What the task asks: Copy out every line that contains the word "name".

# Available records start

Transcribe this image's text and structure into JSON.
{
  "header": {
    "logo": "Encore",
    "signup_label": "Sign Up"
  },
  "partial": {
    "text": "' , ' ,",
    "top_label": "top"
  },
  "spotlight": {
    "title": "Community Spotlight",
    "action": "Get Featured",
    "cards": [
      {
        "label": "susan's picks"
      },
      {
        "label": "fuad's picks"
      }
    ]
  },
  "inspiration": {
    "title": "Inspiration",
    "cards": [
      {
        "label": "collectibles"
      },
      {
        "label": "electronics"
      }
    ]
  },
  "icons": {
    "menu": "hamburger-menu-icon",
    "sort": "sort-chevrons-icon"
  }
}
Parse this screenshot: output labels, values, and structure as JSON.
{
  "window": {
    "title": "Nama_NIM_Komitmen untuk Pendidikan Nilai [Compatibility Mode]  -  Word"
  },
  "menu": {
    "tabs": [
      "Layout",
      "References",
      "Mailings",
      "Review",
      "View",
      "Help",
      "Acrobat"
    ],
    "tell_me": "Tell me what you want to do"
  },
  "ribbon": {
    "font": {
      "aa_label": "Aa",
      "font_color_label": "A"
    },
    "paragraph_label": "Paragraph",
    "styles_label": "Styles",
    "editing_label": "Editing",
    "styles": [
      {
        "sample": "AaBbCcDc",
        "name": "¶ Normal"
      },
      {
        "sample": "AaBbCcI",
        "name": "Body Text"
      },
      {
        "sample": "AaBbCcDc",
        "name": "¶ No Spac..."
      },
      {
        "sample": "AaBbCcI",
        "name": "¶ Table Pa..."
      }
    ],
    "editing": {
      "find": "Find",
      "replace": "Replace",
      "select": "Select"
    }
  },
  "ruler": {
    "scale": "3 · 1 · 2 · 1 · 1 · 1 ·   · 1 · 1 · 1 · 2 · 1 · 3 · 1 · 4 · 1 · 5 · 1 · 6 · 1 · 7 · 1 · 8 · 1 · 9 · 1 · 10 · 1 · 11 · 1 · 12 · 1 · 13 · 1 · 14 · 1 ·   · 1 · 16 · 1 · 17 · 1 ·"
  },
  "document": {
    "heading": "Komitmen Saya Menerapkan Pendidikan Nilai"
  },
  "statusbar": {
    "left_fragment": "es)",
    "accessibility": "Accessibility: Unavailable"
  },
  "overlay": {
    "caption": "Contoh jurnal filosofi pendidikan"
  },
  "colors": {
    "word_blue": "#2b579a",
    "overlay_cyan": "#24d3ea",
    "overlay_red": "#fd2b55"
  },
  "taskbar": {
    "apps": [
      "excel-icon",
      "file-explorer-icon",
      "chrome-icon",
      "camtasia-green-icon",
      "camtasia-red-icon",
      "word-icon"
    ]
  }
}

# Available records end

Exercise output:
        "name": "¶ Normal"
        "name": "Body Text"
        "name": "¶ No Spac..."
        "name": "¶ Table Pa..."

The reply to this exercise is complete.